_WORK TO COMPLETE:_ What follows is a listing to be transcribed exactly.

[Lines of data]
* * * * * * *

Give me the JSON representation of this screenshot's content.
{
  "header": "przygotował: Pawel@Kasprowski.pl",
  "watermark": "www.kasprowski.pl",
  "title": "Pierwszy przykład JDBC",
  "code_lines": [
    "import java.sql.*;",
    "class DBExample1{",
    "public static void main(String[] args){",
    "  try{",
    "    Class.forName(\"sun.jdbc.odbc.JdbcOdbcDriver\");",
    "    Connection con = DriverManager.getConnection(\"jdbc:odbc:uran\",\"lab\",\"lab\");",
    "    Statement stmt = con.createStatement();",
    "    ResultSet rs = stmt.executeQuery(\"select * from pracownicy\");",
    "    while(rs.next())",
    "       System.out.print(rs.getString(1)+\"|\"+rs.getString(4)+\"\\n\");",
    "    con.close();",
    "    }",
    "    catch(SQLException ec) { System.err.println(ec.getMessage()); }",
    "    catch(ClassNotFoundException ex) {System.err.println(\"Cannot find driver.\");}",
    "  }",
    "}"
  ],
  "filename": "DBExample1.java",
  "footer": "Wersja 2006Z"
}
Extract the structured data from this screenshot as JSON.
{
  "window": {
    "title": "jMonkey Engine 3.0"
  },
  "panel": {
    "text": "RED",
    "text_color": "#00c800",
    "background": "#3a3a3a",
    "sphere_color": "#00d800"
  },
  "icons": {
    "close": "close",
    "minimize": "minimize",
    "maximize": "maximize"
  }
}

* * * * * * *

_OUTPUT OF THE TASK:_
Give me the JSON representation of this screenshot's content.
{
  "header": "przygotował: Pawel@Kasprowski.pl",
  "watermark": "www.kasprowski.pl",
  "title": "Pierwszy przykład JDBC",
  "code_lines": [
    "import java.sql.*;",
    "class DBExample1{",
    "public static void main(String[] args){",
    "  try{",
    "    Class.forName(\"sun.jdbc.odbc.JdbcOdbcDriver\");",
    "    Connection con = DriverManager.getConnection(\"jdbc:odbc:uran\",\"lab\",\"lab\");",
    "    Statement stmt = con.createStatement();",
    "    ResultSet rs = stmt.executeQuery(\"select * from pracownicy\");",
    "    while(rs.next())",
    "       System.out.print(rs.getString(1)+\"|\"+rs.getString(4)+\"\\n\");",
    "    con.close();",
    "    }",
    "    catch(SQLException ec) { System.err.println(ec.getMessage()); }",
    "    catch(ClassNotFoundException ex) {System.err.println(\"Cannot find driver.\");}",
    "  }",
    "}"
  ],
  "filename": "DBExample1.java",
  "footer": "Wersja 2006Z"
}
Extract the structured data from this screenshot as JSON.
{
  "window": {
    "title": "jMonkey Engine 3.0"
  },
  "panel": {
    "text": "RED",
    "text_color": "#00c800",
    "background": "#3a3a3a",
    "sphere_color": "#00d800"
  },
  "icons": {
    "close": "close",
    "minimize": "minimize",
    "maximize": "maximize"
  }
}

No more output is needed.